→ Data records
---------------
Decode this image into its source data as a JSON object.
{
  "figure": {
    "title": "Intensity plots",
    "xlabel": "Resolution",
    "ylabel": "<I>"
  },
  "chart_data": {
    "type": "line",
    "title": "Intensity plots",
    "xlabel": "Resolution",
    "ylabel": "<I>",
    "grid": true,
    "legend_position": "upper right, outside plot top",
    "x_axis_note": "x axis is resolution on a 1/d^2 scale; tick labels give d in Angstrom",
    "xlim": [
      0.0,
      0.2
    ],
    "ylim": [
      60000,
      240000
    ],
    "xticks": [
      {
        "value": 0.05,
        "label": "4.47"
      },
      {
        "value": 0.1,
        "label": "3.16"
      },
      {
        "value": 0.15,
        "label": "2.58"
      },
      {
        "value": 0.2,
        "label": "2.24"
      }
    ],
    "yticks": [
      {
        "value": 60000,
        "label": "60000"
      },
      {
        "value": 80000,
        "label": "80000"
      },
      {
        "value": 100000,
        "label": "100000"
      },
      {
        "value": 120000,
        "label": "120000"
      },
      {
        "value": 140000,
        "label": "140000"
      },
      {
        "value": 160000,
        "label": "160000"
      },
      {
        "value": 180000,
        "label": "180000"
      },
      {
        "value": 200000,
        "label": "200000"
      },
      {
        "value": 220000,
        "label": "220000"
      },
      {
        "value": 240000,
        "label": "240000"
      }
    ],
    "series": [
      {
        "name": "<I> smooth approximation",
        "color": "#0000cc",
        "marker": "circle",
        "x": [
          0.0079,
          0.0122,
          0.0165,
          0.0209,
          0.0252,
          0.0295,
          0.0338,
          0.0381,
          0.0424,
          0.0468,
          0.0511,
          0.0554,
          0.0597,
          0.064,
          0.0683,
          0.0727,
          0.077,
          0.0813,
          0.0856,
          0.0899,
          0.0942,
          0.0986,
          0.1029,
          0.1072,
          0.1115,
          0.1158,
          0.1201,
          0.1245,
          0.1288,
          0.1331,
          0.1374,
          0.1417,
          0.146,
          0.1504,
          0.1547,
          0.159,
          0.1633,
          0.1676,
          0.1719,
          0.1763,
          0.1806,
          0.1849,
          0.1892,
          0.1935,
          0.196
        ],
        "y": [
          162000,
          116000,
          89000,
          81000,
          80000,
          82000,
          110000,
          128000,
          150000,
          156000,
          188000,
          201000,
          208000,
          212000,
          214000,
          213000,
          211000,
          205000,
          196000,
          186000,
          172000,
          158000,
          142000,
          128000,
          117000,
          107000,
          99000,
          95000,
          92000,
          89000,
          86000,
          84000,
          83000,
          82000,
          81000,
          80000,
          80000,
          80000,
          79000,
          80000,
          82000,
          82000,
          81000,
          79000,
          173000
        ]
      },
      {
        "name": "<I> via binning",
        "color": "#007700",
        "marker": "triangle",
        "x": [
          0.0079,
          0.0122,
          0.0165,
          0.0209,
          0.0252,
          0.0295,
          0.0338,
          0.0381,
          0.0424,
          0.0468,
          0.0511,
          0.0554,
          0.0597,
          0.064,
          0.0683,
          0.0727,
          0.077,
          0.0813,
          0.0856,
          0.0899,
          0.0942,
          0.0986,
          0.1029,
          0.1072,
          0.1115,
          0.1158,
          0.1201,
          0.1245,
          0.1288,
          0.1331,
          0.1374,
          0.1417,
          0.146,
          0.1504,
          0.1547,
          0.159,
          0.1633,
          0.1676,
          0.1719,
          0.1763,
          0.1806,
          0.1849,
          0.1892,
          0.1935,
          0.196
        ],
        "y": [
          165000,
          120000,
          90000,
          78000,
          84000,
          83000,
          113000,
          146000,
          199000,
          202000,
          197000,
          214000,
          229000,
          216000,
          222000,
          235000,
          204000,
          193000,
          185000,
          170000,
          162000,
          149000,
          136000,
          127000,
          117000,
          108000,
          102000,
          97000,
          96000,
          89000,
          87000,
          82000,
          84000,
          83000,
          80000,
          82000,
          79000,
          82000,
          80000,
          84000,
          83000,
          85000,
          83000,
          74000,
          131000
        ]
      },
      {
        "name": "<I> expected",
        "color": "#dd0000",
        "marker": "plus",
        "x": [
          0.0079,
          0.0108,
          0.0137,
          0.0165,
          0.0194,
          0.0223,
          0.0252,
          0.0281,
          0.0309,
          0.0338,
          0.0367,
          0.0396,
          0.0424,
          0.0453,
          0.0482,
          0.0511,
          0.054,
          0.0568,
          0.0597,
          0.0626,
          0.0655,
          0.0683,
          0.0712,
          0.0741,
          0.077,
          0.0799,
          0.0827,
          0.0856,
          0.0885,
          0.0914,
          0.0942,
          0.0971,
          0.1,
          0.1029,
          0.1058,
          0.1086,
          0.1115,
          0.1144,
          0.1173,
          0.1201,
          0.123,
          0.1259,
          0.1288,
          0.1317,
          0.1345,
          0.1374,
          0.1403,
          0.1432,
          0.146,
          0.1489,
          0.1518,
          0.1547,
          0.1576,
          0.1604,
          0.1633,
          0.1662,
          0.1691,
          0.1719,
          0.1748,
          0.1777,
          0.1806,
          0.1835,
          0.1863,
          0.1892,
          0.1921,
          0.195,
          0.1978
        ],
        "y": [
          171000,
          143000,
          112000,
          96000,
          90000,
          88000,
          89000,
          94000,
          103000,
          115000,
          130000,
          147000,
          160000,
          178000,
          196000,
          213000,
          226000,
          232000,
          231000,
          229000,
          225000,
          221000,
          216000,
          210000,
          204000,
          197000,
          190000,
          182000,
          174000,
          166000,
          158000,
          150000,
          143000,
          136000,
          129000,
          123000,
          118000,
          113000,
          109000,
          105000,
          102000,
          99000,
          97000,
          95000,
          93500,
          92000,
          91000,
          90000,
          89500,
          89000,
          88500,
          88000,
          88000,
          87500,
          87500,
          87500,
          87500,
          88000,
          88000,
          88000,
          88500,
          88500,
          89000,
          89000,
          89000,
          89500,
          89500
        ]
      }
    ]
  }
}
---------------
→ Set task
Reproduce each line of the material above precisely.

→ Output
Decode this image into its source data as a JSON object.
{
  "figure": {
    "title": "Intensity plots",
    "xlabel": "Resolution",
    "ylabel": "<I>"
  },
  "chart_data": {
    "type": "line",
    "title": "Intensity plots",
    "xlabel": "Resolution",
    "ylabel": "<I>",
    "grid": true,
    "legend_position": "upper right, outside plot top",
    "x_axis_note": "x axis is resolution on a 1/d^2 scale; tick labels give d in Angstrom",
    "xlim": [
      0.0,
      0.2
    ],
    "ylim": [
      60000,
      240000
    ],
    "xticks": [
      {
        "value": 0.05,
        "label": "4.47"
      },
      {
        "value": 0.1,
        "label": "3.16"
      },
      {
        "value": 0.15,
        "label": "2.58"
      },
      {
        "value": 0.2,
        "label": "2.24"
      }
    ],
    "yticks": [
      {
        "value": 60000,
        "label": "60000"
      },
      {
        "value": 80000,
        "label": "80000"
      },
      {
        "value": 100000,
        "label": "100000"
      },
      {
        "value": 120000,
        "label": "120000"
      },
      {
        "value": 140000,
        "label": "140000"
      },
      {
        "value": 160000,
        "label": "160000"
      },
      {
        "value": 180000,
        "label": "180000"
      },
      {
        "value": 200000,
        "label": "200000"
      },
      {
        "value": 220000,
        "label": "220000"
      },
      {
        "value": 240000,
        "label": "240000"
      }
    ],
    "series": [
      {
        "name": "<I> smooth approximation",
        "color": "#0000cc",
        "marker": "circle",
        "x": [
          0.0079,
          0.0122,
          0.0165,
          0.0209,
          0.0252,
          0.0295,
          0.0338,
          0.0381,
          0.0424,
          0.0468,
          0.0511,
          0.0554,
          0.0597,
          0.064,
          0.0683,
          0.0727,
          0.077,
          0.0813,
          0.0856,
          0.0899,
          0.0942,
          0.0986,
          0.1029,
          0.1072,
          0.1115,
          0.1158,
          0.1201,
          0.1245,
          0.1288,
          0.1331,
          0.1374,
          0.1417,
          0.146,
          0.1504,
          0.1547,
          0.159,
          0.1633,
          0.1676,
          0.1719,
          0.1763,
          0.1806,
          0.1849,
          0.1892,
          0.1935,
          0.196
        ],
        "y": [
          162000,
          116000,
          89000,
          81000,
          80000,
          82000,
          110000,
          128000,
          150000,
          156000,
          188000,
          201000,
          208000,
          212000,
          214000,
          213000,
          211000,
          205000,
          196000,
          186000,
          172000,
          158000,
          142000,
          128000,
          117000,
          107000,
          99000,
          95000,
          92000,
          89000,
          86000,
          84000,
          83000,
          82000,
          81000,
          80000,
          80000,
          80000,
          79000,
          80000,
          82000,
          82000,
          81000,
          79000,
          173000
        ]
      },
      {
        "name": "<I> via binning",
        "color": "#007700",
        "marker": "triangle",
        "x": [
          0.0079,
          0.0122,
          0.0165,
          0.0209,
          0.0252,
          0.0295,
          0.0338,
          0.0381,
          0.0424,
          0.0468,
          0.0511,
          0.0554,
          0.0597,
          0.064,
          0.0683,
          0.0727,
          0.077,
          0.0813,
          0.0856,
          0.0899,
          0.0942,
          0.0986,
          0.1029,
          0.1072,
          0.1115,
          0.1158,
          0.1201,
          0.1245,
          0.1288,
          0.1331,
          0.1374,
          0.1417,
          0.146,
          0.1504,
          0.1547,
          0.159,
          0.1633,
          0.1676,
          0.1719,
          0.1763,
          0.1806,
          0.1849,
          0.1892,
          0.1935,
          0.196
        ],
        "y": [
          165000,
          120000,
          90000,
          78000,
          84000,
          83000,
          113000,
          146000,
          199000,
          202000,
          197000,
          214000,
          229000,
          216000,
          222000,
          235000,
          204000,
          193000,
          185000,
          170000,
          162000,
          149000,
          136000,
          127000,
          117000,
          108000,
          102000,
          97000,
          96000,
          89000,
          87000,
          82000,
          84000,
          83000,
          80000,
          82000,
          79000,
          82000,
          80000,
          84000,
          83000,
          85000,
          83000,
          74000,
          131000
        ]
      },
      {
        "name": "<I> expected",
        "color": "#dd0000",
        "marker": "plus",
        "x": [
          0.0079,
          0.0108,
          0.0137,
          0.0165,
          0.0194,
          0.0223,
          0.0252,
          0.0281,
          0.0309,
          0.0338,
          0.0367,
          0.0396,
          0.0424,
          0.0453,
          0.0482,
          0.0511,
          0.054,
          0.0568,
          0.0597,
          0.0626,
          0.0655,
          0.0683,
          0.0712,
          0.0741,
          0.077,
          0.0799,
          0.0827,
          0.0856,
          0.0885,
          0.0914,
          0.0942,
          0.0971,
          0.1,
          0.1029,
          0.1058,
          0.1086,
          0.1115,
          0.1144,
          0.1173,
          0.1201,
          0.123,
          0.1259,
          0.1288,
          0.1317,
          0.1345,
          0.1374,
          0.1403,
          0.1432,
          0.146,
          0.1489,
          0.1518,
          0.1547,
          0.1576,
          0.1604,
          0.1633,
          0.1662,
          0.1691,
          0.1719,
          0.1748,
          0.1777,
          0.1806,
          0.1835,
          0.1863,
          0.1892,
          0.1921,
          0.195,
          0.1978
        ],
        "y": [
          171000,
          143000,
          112000,
          96000,
          90000,
          88000,
          89000,
          94000,
          103000,
          115000,
          130000,
          147000,
          160000,
          178000,
          196000,
          213000,
          226000,
          232000,
          231000,
          229000,
          225000,
          221000,
          216000,
          210000,
          204000,
          197000,
          190000,
          182000,
          174000,
          166000,
          158000,
          150000,
          143000,
          136000,
          129000,
          123000,
          118000,
          113000,
          109000,
          105000,
          102000,
          99000,
          97000,
          95000,
          93500,
          92000,
          91000,
          90000,
          89500,
          89000,
          88500,
          88000,
          88000,
          87500,
          87500,
          87500,
          87500,
          88000,
          88000,
          88000,
          88500,
          88500,
          89000,
          89000,
          89000,
          89500,
          89500
        ]
      }
    ]
  }
}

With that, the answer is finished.